__PROVIDED DATA__
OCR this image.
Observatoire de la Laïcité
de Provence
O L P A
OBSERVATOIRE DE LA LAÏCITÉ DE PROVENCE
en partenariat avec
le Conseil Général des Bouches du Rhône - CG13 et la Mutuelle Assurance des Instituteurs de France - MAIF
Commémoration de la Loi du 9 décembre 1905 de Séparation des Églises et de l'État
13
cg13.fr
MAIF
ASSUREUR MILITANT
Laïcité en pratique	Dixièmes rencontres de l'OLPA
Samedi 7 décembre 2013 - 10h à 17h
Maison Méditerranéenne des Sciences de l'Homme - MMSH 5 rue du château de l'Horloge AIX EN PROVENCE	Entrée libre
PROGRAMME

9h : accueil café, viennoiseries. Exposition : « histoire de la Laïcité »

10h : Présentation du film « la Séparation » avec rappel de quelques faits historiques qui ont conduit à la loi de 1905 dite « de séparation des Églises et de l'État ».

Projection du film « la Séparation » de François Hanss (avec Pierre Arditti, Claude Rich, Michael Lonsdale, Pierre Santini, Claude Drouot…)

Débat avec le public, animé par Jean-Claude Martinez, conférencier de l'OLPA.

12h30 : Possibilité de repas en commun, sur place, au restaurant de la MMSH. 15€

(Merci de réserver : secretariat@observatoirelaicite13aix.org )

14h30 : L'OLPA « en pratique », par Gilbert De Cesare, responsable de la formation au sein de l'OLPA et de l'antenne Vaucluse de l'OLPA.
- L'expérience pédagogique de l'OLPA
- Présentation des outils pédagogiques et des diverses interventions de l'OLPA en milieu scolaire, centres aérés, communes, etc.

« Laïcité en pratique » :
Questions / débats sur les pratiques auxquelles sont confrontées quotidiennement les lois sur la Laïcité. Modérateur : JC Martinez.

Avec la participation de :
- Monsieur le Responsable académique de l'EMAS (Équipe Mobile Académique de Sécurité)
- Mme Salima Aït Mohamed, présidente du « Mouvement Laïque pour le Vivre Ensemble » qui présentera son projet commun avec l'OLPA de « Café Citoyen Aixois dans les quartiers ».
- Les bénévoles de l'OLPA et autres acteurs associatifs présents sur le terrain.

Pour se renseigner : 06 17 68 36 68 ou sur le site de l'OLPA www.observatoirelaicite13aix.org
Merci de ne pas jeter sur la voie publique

__EXERCISE PROMPT__
Reproduce the full listing exactly.

__COMPLETE ANSWER__
OCR this image.
Observatoire de la Laïcité
de Provence
O L P A
OBSERVATOIRE DE LA LAÏCITÉ DE PROVENCE
en partenariat avec
le Conseil Général des Bouches du Rhône - CG13 et la Mutuelle Assurance des Instituteurs de France - MAIF
Commémoration de la Loi du 9 décembre 1905 de Séparation des Églises et de l'État
13
cg13.fr
MAIF
ASSUREUR MILITANT
Laïcité en pratique	Dixièmes rencontres de l'OLPA
Samedi 7 décembre 2013 - 10h à 17h
Maison Méditerranéenne des Sciences de l'Homme - MMSH 5 rue du château de l'Horloge AIX EN PROVENCE	Entrée libre
PROGRAMME

9h : accueil café, viennoiseries. Exposition : « histoire de la Laïcité »

10h : Présentation du film « la Séparation » avec rappel de quelques faits historiques qui ont conduit à la loi de 1905 dite « de séparation des Églises et de l'État ».

Projection du film « la Séparation » de François Hanss (avec Pierre Arditti, Claude Rich, Michael Lonsdale, Pierre Santini, Claude Drouot…)

Débat avec le public, animé par Jean-Claude Martinez, conférencier de l'OLPA.

12h30 : Possibilité de repas en commun, sur place, au restaurant de la MMSH. 15€

(Merci de réserver : secretariat@observatoirelaicite13aix.org )

14h30 : L'OLPA « en pratique », par Gilbert De Cesare, responsable de la formation au sein de l'OLPA et de l'antenne Vaucluse de l'OLPA.
- L'expérience pédagogique de l'OLPA
- Présentation des outils pédagogiques et des diverses interventions de l'OLPA en milieu scolaire, centres aérés, communes, etc.

« Laïcité en pratique » :
Questions / débats sur les pratiques auxquelles sont confrontées quotidiennement les lois sur la Laïcité. Modérateur : JC Martinez.

Avec la participation de :
- Monsieur le Responsable académique de l'EMAS (Équipe Mobile Académique de Sécurité)
- Mme Salima Aït Mohamed, présidente du « Mouvement Laïque pour le Vivre Ensemble » qui présentera son projet commun avec l'OLPA de « Café Citoyen Aixois dans les quartiers ».
- Les bénévoles de l'OLPA et autres acteurs associatifs présents sur le terrain.

Pour se renseigner : 06 17 68 36 68 ou sur le site de l'OLPA www.observatoirelaicite13aix.org
Merci de ne pas jeter sur la voie publique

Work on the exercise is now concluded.